- [Exercise] Quote the whole listing word for word, please.

- [Exercise materials]
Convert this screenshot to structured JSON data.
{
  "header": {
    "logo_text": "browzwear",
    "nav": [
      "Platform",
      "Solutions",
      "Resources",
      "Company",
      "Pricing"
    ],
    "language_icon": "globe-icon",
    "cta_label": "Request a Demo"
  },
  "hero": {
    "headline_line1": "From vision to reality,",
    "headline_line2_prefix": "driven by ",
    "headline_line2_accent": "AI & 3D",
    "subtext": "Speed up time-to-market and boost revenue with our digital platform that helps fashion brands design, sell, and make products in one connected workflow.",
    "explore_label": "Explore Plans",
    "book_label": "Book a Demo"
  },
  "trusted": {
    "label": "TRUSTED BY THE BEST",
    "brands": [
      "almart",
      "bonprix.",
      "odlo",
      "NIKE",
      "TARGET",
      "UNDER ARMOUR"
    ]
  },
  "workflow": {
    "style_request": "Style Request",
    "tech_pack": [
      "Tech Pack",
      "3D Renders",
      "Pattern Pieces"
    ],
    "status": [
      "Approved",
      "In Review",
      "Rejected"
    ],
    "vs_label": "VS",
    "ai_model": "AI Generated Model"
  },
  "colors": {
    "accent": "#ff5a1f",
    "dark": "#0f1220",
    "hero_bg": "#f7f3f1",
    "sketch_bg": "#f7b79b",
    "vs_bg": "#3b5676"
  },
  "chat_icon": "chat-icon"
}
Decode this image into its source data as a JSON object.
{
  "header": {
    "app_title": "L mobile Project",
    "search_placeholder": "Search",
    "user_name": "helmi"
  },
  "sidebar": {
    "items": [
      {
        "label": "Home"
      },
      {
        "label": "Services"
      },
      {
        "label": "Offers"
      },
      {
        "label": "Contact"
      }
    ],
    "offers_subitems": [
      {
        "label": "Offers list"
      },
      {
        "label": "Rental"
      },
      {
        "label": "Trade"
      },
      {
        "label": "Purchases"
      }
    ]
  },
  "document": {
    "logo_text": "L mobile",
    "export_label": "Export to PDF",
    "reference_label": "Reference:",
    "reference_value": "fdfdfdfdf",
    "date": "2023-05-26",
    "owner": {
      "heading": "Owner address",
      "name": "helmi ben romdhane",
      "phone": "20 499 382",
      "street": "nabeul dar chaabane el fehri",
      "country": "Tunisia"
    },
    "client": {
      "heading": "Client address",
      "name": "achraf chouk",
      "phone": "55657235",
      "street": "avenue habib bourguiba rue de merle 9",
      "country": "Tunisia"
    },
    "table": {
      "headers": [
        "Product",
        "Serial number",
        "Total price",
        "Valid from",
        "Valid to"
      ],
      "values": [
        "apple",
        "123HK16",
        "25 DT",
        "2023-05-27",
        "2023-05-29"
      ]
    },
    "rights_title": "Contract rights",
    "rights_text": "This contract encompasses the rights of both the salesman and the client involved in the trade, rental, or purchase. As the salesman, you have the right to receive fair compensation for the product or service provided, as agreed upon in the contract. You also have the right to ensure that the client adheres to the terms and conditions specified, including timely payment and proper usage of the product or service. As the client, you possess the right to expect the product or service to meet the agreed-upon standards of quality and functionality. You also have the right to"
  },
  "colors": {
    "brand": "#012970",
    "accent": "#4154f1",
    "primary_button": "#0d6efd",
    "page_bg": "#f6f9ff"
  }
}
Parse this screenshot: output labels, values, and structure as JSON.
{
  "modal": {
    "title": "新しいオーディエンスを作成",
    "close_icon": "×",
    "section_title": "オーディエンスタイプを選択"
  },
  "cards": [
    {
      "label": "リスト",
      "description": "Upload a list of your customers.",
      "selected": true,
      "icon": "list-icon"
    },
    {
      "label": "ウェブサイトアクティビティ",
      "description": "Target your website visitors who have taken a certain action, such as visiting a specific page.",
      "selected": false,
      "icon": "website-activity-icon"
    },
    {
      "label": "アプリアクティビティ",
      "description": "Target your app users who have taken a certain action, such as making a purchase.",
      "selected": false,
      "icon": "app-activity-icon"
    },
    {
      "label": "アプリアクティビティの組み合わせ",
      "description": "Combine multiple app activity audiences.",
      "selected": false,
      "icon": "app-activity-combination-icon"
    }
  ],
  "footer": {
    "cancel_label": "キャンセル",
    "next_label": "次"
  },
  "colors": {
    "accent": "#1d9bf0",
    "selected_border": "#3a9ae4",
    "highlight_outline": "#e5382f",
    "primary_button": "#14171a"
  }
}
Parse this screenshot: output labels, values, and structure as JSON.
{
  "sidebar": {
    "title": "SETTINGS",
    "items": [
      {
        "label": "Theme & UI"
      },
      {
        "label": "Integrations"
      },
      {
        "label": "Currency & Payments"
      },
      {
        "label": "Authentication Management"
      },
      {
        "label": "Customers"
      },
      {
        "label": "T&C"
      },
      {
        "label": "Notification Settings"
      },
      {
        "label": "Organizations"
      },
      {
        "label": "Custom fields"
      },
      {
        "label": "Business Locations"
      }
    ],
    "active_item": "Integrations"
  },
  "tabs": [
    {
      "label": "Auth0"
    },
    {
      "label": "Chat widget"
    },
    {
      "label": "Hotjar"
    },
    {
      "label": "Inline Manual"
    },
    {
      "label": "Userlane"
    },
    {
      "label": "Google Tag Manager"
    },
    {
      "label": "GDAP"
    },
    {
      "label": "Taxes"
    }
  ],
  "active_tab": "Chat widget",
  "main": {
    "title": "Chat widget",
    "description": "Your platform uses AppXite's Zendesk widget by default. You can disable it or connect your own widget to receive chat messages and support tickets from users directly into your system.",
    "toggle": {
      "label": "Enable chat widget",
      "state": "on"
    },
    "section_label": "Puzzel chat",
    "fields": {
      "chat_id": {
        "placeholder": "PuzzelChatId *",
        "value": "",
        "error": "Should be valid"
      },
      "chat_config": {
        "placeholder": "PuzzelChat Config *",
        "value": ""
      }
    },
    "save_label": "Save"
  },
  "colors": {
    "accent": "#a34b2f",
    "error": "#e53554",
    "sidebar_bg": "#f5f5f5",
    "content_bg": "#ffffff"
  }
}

- [Answer]
Convert this screenshot to structured JSON data.
{
  "header": {
    "logo_text": "browzwear",
    "nav": [
      "Platform",
      "Solutions",
      "Resources",
      "Company",
      "Pricing"
    ],
    "language_icon": "globe-icon",
    "cta_label": "Request a Demo"
  },
  "hero": {
    "headline_line1": "From vision to reality,",
    "headline_line2_prefix": "driven by ",
    "headline_line2_accent": "AI & 3D",
    "subtext": "Speed up time-to-market and boost revenue with our digital platform that helps fashion brands design, sell, and make products in one connected workflow.",
    "explore_label": "Explore Plans",
    "book_label": "Book a Demo"
  },
  "trusted": {
    "label": "TRUSTED BY THE BEST",
    "brands": [
      "almart",
      "bonprix.",
      "odlo",
      "NIKE",
      "TARGET",
      "UNDER ARMOUR"
    ]
  },
  "workflow": {
    "style_request": "Style Request",
    "tech_pack": [
      "Tech Pack",
      "3D Renders",
      "Pattern Pieces"
    ],
    "status": [
      "Approved",
      "In Review",
      "Rejected"
    ],
    "vs_label": "VS",
    "ai_model": "AI Generated Model"
  },
  "colors": {
    "accent": "#ff5a1f",
    "dark": "#0f1220",
    "hero_bg": "#f7f3f1",
    "sketch_bg": "#f7b79b",
    "vs_bg": "#3b5676"
  },
  "chat_icon": "chat-icon"
}
Decode this image into its source data as a JSON object.
{
  "header": {
    "app_title": "L mobile Project",
    "search_placeholder": "Search",
    "user_name": "helmi"
  },
  "sidebar": {
    "items": [
      {
        "label": "Home"
      },
      {
        "label": "Services"
      },
      {
        "label": "Offers"
      },
      {
        "label": "Contact"
      }
    ],
    "offers_subitems": [
      {
        "label": "Offers list"
      },
      {
        "label": "Rental"
      },
      {
        "label": "Trade"
      },
      {
        "label": "Purchases"
      }
    ]
  },
  "document": {
    "logo_text": "L mobile",
    "export_label": "Export to PDF",
    "reference_label": "Reference:",
    "reference_value": "fdfdfdfdf",
    "date": "2023-05-26",
    "owner": {
      "heading": "Owner address",
      "name": "helmi ben romdhane",
      "phone": "20 499 382",
      "street": "nabeul dar chaabane el fehri",
      "country": "Tunisia"
    },
    "client": {
      "heading": "Client address",
      "name": "achraf chouk",
      "phone": "55657235",
      "street": "avenue habib bourguiba rue de merle 9",
      "country": "Tunisia"
    },
    "table": {
      "headers": [
        "Product",
        "Serial number",
        "Total price",
        "Valid from",
        "Valid to"
      ],
      "values": [
        "apple",
        "123HK16",
        "25 DT",
        "2023-05-27",
        "2023-05-29"
      ]
    },
    "rights_title": "Contract rights",
    "rights_text": "This contract encompasses the rights of both the salesman and the client involved in the trade, rental, or purchase. As the salesman, you have the right to receive fair compensation for the product or service provided, as agreed upon in the contract. You also have the right to ensure that the client adheres to the terms and conditions specified, including timely payment and proper usage of the product or service. As the client, you possess the right to expect the product or service to meet the agreed-upon standards of quality and functionality. You also have the right to"
  },
  "colors": {
    "brand": "#012970",
    "accent": "#4154f1",
    "primary_button": "#0d6efd",
    "page_bg": "#f6f9ff"
  }
}
Parse this screenshot: output labels, values, and structure as JSON.
{
  "modal": {
    "title": "新しいオーディエンスを作成",
    "close_icon": "×",
    "section_title": "オーディエンスタイプを選択"
  },
  "cards": [
    {
      "label": "リスト",
      "description": "Upload a list of your customers.",
      "selected": true,
      "icon": "list-icon"
    },
    {
      "label": "ウェブサイトアクティビティ",
      "description": "Target your website visitors who have taken a certain action, such as visiting a specific page.",
      "selected": false,
      "icon": "website-activity-icon"
    },
    {
      "label": "アプリアクティビティ",
      "description": "Target your app users who have taken a certain action, such as making a purchase.",
      "selected": false,
      "icon": "app-activity-icon"
    },
    {
      "label": "アプリアクティビティの組み合わせ",
      "description": "Combine multiple app activity audiences.",
      "selected": false,
      "icon": "app-activity-combination-icon"
    }
  ],
  "footer": {
    "cancel_label": "キャンセル",
    "next_label": "次"
  },
  "colors": {
    "accent": "#1d9bf0",
    "selected_border": "#3a9ae4",
    "highlight_outline": "#e5382f",
    "primary_button": "#14171a"
  }
}
Parse this screenshot: output labels, values, and structure as JSON.
{
  "sidebar": {
    "title": "SETTINGS",
    "items": [
      {
        "label": "Theme & UI"
      },
      {
        "label": "Integrations"
      },
      {
        "label": "Currency & Payments"
      },
      {
        "label": "Authentication Management"
      },
      {
        "label": "Customers"
      },
      {
        "label": "T&C"
      },
      {
        "label": "Notification Settings"
      },
      {
        "label": "Organizations"
      },
      {
        "label": "Custom fields"
      },
      {
        "label": "Business Locations"
      }
    ],
    "active_item": "Integrations"
  },
  "tabs": [
    {
      "label": "Auth0"
    },
    {
      "label": "Chat widget"
    },
    {
      "label": "Hotjar"
    },
    {
      "label": "Inline Manual"
    },
    {
      "label": "Userlane"
    },
    {
      "label": "Google Tag Manager"
    },
    {
      "label": "GDAP"
    },
    {
      "label": "Taxes"
    }
  ],
  "active_tab": "Chat widget",
  "main": {
    "title": "Chat widget",
    "description": "Your platform uses AppXite's Zendesk widget by default. You can disable it or connect your own widget to receive chat messages and support tickets from users directly into your system.",
    "toggle": {
      "label": "Enable chat widget",
      "state": "on"
    },
    "section_label": "Puzzel chat",
    "fields": {
      "chat_id": {
        "placeholder": "PuzzelChatId *",
        "value": "",
        "error": "Should be valid"
      },
      "chat_config": {
        "placeholder": "PuzzelChat Config *",
        "value": ""
      }
    },
    "save_label": "Save"
  },
  "colors": {
    "accent": "#a34b2f",
    "error": "#e53554",
    "sidebar_bg": "#f5f5f5",
    "content_bg": "#ffffff"
  }
}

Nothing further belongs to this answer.